## The task
Every record below should be printed exactly as it appears.

## Rows
━━━━━━━━
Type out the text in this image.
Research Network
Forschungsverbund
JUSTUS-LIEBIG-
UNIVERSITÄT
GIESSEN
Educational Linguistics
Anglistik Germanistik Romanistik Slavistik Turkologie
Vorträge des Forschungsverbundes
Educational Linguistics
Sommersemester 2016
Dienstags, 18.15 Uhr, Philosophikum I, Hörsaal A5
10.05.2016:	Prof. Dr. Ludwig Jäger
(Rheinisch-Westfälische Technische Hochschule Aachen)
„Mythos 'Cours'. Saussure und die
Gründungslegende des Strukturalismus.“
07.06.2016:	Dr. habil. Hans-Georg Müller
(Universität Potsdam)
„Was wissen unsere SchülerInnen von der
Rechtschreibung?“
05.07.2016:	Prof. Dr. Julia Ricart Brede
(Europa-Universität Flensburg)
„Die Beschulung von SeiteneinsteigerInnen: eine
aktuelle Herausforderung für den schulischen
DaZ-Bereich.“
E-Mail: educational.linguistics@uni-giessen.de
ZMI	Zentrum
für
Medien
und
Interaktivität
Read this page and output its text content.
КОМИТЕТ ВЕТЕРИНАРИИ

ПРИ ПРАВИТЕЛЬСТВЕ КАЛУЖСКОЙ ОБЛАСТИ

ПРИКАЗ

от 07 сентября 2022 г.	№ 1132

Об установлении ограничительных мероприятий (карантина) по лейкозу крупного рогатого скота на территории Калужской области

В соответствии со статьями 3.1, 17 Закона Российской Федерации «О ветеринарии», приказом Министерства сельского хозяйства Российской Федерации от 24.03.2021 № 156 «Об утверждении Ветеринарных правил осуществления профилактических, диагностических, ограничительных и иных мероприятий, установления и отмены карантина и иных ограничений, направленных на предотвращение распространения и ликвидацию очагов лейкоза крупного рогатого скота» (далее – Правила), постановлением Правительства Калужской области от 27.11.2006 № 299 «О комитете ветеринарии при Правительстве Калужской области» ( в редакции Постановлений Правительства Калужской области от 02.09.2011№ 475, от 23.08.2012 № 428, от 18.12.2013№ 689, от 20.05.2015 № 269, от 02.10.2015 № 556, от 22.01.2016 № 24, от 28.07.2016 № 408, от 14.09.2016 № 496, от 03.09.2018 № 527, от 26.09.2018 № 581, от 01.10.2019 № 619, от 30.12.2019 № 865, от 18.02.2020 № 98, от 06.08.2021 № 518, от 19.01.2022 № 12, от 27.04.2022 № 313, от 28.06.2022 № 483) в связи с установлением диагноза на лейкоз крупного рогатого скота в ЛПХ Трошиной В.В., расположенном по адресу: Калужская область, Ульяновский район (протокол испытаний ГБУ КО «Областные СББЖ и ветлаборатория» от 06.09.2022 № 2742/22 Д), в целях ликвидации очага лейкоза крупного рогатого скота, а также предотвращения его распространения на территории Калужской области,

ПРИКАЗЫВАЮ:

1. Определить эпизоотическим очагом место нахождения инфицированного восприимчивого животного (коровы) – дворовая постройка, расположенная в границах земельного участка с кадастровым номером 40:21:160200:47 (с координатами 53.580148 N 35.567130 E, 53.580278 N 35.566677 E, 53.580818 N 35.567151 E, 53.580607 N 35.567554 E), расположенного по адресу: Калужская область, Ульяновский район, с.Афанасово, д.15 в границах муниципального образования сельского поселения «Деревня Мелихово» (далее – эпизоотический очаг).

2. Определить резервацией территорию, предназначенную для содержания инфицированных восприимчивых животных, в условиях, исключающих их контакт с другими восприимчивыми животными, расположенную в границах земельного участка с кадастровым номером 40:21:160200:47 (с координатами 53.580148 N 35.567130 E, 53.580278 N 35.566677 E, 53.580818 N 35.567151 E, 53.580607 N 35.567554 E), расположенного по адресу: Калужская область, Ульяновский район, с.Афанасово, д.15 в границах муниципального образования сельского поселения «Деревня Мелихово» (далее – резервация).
━━━━━━━━
## Answer to this exercise
Type out the text in this image.
Research Network
Forschungsverbund
JUSTUS-LIEBIG-
UNIVERSITÄT
GIESSEN
Educational Linguistics
Anglistik Germanistik Romanistik Slavistik Turkologie
Vorträge des Forschungsverbundes
Educational Linguistics
Sommersemester 2016
Dienstags, 18.15 Uhr, Philosophikum I, Hörsaal A5
10.05.2016:	Prof. Dr. Ludwig Jäger
(Rheinisch-Westfälische Technische Hochschule Aachen)
„Mythos 'Cours'. Saussure und die
Gründungslegende des Strukturalismus.“
07.06.2016:	Dr. habil. Hans-Georg Müller
(Universität Potsdam)
„Was wissen unsere SchülerInnen von der
Rechtschreibung?“
05.07.2016:	Prof. Dr. Julia Ricart Brede
(Europa-Universität Flensburg)
„Die Beschulung von SeiteneinsteigerInnen: eine
aktuelle Herausforderung für den schulischen
DaZ-Bereich.“
E-Mail: educational.linguistics@uni-giessen.de
ZMI	Zentrum
für
Medien
und
Interaktivität
Read this page and output its text content.
КОМИТЕТ ВЕТЕРИНАРИИ

ПРИ ПРАВИТЕЛЬСТВЕ КАЛУЖСКОЙ ОБЛАСТИ

ПРИКАЗ

от 07 сентября 2022 г.	№ 1132

Об установлении ограничительных мероприятий (карантина) по лейкозу крупного рогатого скота на территории Калужской области

В соответствии со статьями 3.1, 17 Закона Российской Федерации «О ветеринарии», приказом Министерства сельского хозяйства Российской Федерации от 24.03.2021 № 156 «Об утверждении Ветеринарных правил осуществления профилактических, диагностических, ограничительных и иных мероприятий, установления и отмены карантина и иных ограничений, направленных на предотвращение распространения и ликвидацию очагов лейкоза крупного рогатого скота» (далее – Правила), постановлением Правительства Калужской области от 27.11.2006 № 299 «О комитете ветеринарии при Правительстве Калужской области» ( в редакции Постановлений Правительства Калужской области от 02.09.2011№ 475, от 23.08.2012 № 428, от 18.12.2013№ 689, от 20.05.2015 № 269, от 02.10.2015 № 556, от 22.01.2016 № 24, от 28.07.2016 № 408, от 14.09.2016 № 496, от 03.09.2018 № 527, от 26.09.2018 № 581, от 01.10.2019 № 619, от 30.12.2019 № 865, от 18.02.2020 № 98, от 06.08.2021 № 518, от 19.01.2022 № 12, от 27.04.2022 № 313, от 28.06.2022 № 483) в связи с установлением диагноза на лейкоз крупного рогатого скота в ЛПХ Трошиной В.В., расположенном по адресу: Калужская область, Ульяновский район (протокол испытаний ГБУ КО «Областные СББЖ и ветлаборатория» от 06.09.2022 № 2742/22 Д), в целях ликвидации очага лейкоза крупного рогатого скота, а также предотвращения его распространения на территории Калужской области,

ПРИКАЗЫВАЮ:

1. Определить эпизоотическим очагом место нахождения инфицированного восприимчивого животного (коровы) – дворовая постройка, расположенная в границах земельного участка с кадастровым номером 40:21:160200:47 (с координатами 53.580148 N 35.567130 E, 53.580278 N 35.566677 E, 53.580818 N 35.567151 E, 53.580607 N 35.567554 E), расположенного по адресу: Калужская область, Ульяновский район, с.Афанасово, д.15 в границах муниципального образования сельского поселения «Деревня Мелихово» (далее – эпизоотический очаг).

2. Определить резервацией территорию, предназначенную для содержания инфицированных восприимчивых животных, в условиях, исключающих их контакт с другими восприимчивыми животными, расположенную в границах земельного участка с кадастровым номером 40:21:160200:47 (с координатами 53.580148 N 35.567130 E, 53.580278 N 35.566677 E, 53.580818 N 35.567151 E, 53.580607 N 35.567554 E), расположенного по адресу: Калужская область, Ульяновский район, с.Афанасово, д.15 в границах муниципального образования сельского поселения «Деревня Мелихово» (далее – резервация).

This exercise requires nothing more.